> **What you need to do**:
Return the records in full, exactly as given.

———

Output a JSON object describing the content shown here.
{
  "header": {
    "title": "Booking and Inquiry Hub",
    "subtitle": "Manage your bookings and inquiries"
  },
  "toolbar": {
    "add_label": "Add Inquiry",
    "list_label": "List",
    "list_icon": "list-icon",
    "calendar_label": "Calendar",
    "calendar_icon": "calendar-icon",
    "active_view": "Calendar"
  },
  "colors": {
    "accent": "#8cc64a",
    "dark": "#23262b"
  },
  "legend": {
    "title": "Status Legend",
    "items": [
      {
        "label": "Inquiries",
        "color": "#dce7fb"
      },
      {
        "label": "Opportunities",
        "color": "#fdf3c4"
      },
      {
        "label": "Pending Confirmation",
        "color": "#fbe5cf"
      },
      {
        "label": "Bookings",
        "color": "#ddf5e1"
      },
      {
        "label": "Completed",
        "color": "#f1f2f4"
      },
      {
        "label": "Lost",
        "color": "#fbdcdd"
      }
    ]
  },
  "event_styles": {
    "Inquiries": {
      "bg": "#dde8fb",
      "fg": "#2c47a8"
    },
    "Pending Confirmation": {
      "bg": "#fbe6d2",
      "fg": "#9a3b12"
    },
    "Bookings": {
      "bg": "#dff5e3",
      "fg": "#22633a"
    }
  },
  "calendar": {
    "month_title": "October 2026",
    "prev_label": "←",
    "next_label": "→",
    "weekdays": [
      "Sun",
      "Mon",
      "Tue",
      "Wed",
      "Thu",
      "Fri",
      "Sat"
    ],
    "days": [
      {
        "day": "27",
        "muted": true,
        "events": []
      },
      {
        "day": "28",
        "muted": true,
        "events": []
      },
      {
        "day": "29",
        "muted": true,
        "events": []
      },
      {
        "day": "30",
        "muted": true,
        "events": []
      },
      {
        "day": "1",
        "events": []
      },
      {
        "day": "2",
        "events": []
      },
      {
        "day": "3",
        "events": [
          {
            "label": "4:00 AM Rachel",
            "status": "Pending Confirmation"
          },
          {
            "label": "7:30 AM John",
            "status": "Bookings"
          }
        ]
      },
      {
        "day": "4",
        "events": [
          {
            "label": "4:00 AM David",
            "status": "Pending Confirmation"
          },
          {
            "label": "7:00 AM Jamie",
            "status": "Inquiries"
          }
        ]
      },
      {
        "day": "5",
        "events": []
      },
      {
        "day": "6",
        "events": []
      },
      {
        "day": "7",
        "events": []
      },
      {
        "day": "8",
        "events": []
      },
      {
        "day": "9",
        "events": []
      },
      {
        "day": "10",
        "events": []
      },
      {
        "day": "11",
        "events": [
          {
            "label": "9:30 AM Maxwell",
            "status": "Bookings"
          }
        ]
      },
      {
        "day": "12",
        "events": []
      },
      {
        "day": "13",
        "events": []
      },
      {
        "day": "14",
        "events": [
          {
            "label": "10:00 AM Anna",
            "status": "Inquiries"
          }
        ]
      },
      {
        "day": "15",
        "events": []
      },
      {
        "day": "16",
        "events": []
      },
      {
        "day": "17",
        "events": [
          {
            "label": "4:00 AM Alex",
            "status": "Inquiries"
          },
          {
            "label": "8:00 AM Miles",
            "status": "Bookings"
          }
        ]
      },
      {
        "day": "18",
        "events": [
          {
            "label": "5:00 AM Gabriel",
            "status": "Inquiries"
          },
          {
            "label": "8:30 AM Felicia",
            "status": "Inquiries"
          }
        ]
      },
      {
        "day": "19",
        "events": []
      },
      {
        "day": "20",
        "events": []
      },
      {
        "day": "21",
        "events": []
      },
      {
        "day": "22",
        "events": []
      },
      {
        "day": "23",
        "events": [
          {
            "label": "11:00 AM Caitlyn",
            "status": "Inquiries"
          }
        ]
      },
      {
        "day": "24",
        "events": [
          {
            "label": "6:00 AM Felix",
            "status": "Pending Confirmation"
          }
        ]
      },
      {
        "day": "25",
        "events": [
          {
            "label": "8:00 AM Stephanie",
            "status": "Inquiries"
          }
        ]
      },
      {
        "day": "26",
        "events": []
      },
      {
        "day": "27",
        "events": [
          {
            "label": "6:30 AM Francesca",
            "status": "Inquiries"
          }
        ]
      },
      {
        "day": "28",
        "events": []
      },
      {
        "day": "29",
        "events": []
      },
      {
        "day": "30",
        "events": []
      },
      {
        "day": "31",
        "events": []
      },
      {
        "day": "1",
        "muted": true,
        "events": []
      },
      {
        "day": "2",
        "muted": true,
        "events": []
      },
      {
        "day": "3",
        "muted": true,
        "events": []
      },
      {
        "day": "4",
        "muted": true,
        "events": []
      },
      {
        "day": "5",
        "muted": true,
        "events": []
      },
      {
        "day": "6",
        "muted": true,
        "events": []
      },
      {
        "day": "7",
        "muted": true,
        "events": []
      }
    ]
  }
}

———

> **Solution for this task**:
Output a JSON object describing the content shown here.
{
  "header": {
    "title": "Booking and Inquiry Hub",
    "subtitle": "Manage your bookings and inquiries"
  },
  "toolbar": {
    "add_label": "Add Inquiry",
    "list_label": "List",
    "list_icon": "list-icon",
    "calendar_label": "Calendar",
    "calendar_icon": "calendar-icon",
    "active_view": "Calendar"
  },
  "colors": {
    "accent": "#8cc64a",
    "dark": "#23262b"
  },
  "legend": {
    "title": "Status Legend",
    "items": [
      {
        "label": "Inquiries",
        "color": "#dce7fb"
      },
      {
        "label": "Opportunities",
        "color": "#fdf3c4"
      },
      {
        "label": "Pending Confirmation",
        "color": "#fbe5cf"
      },
      {
        "label": "Bookings",
        "color": "#ddf5e1"
      },
      {
        "label": "Completed",
        "color": "#f1f2f4"
      },
      {
        "label": "Lost",
        "color": "#fbdcdd"
      }
    ]
  },
  "event_styles": {
    "Inquiries": {
      "bg": "#dde8fb",
      "fg": "#2c47a8"
    },
    "Pending Confirmation": {
      "bg": "#fbe6d2",
      "fg": "#9a3b12"
    },
    "Bookings": {
      "bg": "#dff5e3",
      "fg": "#22633a"
    }
  },
  "calendar": {
    "month_title": "October 2026",
    "prev_label": "←",
    "next_label": "→",
    "weekdays": [
      "Sun",
      "Mon",
      "Tue",
      "Wed",
      "Thu",
      "Fri",
      "Sat"
    ],
    "days": [
      {
        "day": "27",
        "muted": true,
        "events": []
      },
      {
        "day": "28",
        "muted": true,
        "events": []
      },
      {
        "day": "29",
        "muted": true,
        "events": []
      },
      {
        "day": "30",
        "muted": true,
        "events": []
      },
      {
        "day": "1",
        "events": []
      },
      {
        "day": "2",
        "events": []
      },
      {
        "day": "3",
        "events": [
          {
            "label": "4:00 AM Rachel",
            "status": "Pending Confirmation"
          },
          {
            "label": "7:30 AM John",
            "status": "Bookings"
          }
        ]
      },
      {
        "day": "4",
        "events": [
          {
            "label": "4:00 AM David",
            "status": "Pending Confirmation"
          },
          {
            "label": "7:00 AM Jamie",
            "status": "Inquiries"
          }
        ]
      },
      {
        "day": "5",
        "events": []
      },
      {
        "day": "6",
        "events": []
      },
      {
        "day": "7",
        "events": []
      },
      {
        "day": "8",
        "events": []
      },
      {
        "day": "9",
        "events": []
      },
      {
        "day": "10",
        "events": []
      },
      {
        "day": "11",
        "events": [
          {
            "label": "9:30 AM Maxwell",
            "status": "Bookings"
          }
        ]
      },
      {
        "day": "12",
        "events": []
      },
      {
        "day": "13",
        "events": []
      },
      {
        "day": "14",
        "events": [
          {
            "label": "10:00 AM Anna",
            "status": "Inquiries"
          }
        ]
      },
      {
        "day": "15",
        "events": []
      },
      {
        "day": "16",
        "events": []
      },
      {
        "day": "17",
        "events": [
          {
            "label": "4:00 AM Alex",
            "status": "Inquiries"
          },
          {
            "label": "8:00 AM Miles",
            "status": "Bookings"
          }
        ]
      },
      {
        "day": "18",
        "events": [
          {
            "label": "5:00 AM Gabriel",
            "status": "Inquiries"
          },
          {
            "label": "8:30 AM Felicia",
            "status": "Inquiries"
          }
        ]
      },
      {
        "day": "19",
        "events": []
      },
      {
        "day": "20",
        "events": []
      },
      {
        "day": "21",
        "events": []
      },
      {
        "day": "22",
        "events": []
      },
      {
        "day": "23",
        "events": [
          {
            "label": "11:00 AM Caitlyn",
            "status": "Inquiries"
          }
        ]
      },
      {
        "day": "24",
        "events": [
          {
            "label": "6:00 AM Felix",
            "status": "Pending Confirmation"
          }
        ]
      },
      {
        "day": "25",
        "events": [
          {
            "label": "8:00 AM Stephanie",
            "status": "Inquiries"
          }
        ]
      },
      {
        "day": "26",
        "events": []
      },
      {
        "day": "27",
        "events": [
          {
            "label": "6:30 AM Francesca",
            "status": "Inquiries"
          }
        ]
      },
      {
        "day": "28",
        "events": []
      },
      {
        "day": "29",
        "events": []
      },
      {
        "day": "30",
        "events": []
      },
      {
        "day": "31",
        "events": []
      },
      {
        "day": "1",
        "muted": true,
        "events": []
      },
      {
        "day": "2",
        "muted": true,
        "events": []
      },
      {
        "day": "3",
        "muted": true,
        "events": []
      },
      {
        "day": "4",
        "muted": true,
        "events": []
      },
      {
        "day": "5",
        "muted": true,
        "events": []
      },
      {
        "day": "6",
        "muted": true,
        "events": []
      },
      {
        "day": "7",
        "muted": true,
        "events": []
      }
    ]
  }
}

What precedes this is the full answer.